▸ THE PROBLEM:
Copy out the rows below verbatim, from the first one through the line containing "text-icon[interactable] bbox=[24, 439, 64, 478]", including that line.

A run of rows

-------

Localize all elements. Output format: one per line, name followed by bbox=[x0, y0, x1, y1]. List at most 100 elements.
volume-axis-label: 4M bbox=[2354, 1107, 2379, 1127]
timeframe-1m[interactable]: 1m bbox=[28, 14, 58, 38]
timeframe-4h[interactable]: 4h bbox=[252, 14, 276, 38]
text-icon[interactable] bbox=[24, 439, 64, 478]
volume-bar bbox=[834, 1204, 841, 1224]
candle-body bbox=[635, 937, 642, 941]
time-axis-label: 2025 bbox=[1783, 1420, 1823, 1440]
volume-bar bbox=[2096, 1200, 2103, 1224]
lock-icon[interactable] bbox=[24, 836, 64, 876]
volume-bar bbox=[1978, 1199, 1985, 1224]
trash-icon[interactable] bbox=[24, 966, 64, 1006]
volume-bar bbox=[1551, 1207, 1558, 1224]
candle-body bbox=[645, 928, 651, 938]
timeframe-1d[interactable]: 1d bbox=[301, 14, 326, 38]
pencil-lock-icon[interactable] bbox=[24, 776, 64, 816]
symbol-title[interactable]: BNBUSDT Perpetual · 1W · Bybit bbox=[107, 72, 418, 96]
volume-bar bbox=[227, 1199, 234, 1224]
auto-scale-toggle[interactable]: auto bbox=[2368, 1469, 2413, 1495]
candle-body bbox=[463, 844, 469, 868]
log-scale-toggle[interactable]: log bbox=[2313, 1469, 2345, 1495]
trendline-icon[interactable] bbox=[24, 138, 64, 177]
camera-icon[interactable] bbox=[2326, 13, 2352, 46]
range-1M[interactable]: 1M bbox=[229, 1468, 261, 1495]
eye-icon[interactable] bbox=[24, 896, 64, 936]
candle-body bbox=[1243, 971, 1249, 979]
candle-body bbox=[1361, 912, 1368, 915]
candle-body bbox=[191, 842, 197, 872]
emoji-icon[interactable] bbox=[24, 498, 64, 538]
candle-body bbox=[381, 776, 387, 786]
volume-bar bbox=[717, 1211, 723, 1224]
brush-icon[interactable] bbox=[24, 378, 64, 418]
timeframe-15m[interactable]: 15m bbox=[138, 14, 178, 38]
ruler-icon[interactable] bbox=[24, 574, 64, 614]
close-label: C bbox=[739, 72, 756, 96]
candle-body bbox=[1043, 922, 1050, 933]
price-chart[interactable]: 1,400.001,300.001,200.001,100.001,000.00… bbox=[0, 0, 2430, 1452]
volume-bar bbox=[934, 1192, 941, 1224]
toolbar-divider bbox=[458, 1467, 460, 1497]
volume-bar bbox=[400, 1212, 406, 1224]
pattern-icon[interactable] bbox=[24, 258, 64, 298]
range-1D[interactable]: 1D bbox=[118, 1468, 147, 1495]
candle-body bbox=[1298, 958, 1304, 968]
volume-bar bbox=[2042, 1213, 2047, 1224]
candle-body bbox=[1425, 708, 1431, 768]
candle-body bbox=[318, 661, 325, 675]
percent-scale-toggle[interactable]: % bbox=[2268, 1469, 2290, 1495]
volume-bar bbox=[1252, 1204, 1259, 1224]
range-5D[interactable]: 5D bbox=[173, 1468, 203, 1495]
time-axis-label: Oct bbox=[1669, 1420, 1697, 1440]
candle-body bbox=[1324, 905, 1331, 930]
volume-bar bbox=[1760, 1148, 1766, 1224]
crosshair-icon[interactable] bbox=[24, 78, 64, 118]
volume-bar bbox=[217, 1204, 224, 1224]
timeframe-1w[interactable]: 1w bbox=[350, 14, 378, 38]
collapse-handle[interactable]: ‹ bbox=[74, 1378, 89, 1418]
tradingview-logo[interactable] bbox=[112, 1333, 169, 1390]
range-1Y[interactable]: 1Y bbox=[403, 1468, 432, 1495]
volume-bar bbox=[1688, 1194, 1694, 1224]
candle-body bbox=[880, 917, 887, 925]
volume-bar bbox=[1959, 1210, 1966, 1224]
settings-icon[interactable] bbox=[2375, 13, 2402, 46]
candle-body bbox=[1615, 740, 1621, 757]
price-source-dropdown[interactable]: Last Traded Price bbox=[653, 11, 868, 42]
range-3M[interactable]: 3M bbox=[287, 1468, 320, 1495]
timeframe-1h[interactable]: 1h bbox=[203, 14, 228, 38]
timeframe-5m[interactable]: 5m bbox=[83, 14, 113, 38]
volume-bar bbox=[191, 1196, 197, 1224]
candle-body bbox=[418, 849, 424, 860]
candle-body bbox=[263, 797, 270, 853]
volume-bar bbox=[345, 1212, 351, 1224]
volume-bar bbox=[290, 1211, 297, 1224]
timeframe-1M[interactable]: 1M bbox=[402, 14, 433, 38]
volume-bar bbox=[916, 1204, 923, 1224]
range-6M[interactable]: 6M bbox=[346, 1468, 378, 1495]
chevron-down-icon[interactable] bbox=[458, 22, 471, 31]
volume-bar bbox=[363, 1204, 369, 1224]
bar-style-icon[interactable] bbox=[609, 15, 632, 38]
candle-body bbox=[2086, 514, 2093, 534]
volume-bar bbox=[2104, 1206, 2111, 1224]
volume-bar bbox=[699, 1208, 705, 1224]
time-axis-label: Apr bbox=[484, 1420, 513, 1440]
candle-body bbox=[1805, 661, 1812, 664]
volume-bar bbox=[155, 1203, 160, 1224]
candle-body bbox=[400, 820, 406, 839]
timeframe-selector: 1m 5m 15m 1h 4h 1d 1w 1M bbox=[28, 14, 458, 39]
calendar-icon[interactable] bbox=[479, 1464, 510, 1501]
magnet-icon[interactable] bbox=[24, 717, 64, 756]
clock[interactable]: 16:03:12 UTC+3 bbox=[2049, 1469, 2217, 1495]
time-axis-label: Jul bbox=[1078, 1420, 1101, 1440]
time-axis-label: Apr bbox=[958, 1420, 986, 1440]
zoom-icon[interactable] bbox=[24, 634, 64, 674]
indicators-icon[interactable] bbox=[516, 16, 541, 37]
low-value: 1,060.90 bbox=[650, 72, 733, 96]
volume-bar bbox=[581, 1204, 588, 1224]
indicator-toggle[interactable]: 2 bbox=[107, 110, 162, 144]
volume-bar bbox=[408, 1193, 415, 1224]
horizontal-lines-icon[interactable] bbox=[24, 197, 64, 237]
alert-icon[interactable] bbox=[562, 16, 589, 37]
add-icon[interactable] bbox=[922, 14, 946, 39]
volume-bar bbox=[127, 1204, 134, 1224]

-------

▸ ANSWER FOR THE TASK:
Localize all elements. Output format: one per line, name followed by bbox=[x0, y0, x1, y1]. List at most 100 elements.
volume-axis-label: 4M bbox=[2354, 1107, 2379, 1127]
timeframe-1m[interactable]: 1m bbox=[28, 14, 58, 38]
timeframe-4h[interactable]: 4h bbox=[252, 14, 276, 38]
text-icon[interactable] bbox=[24, 439, 64, 478]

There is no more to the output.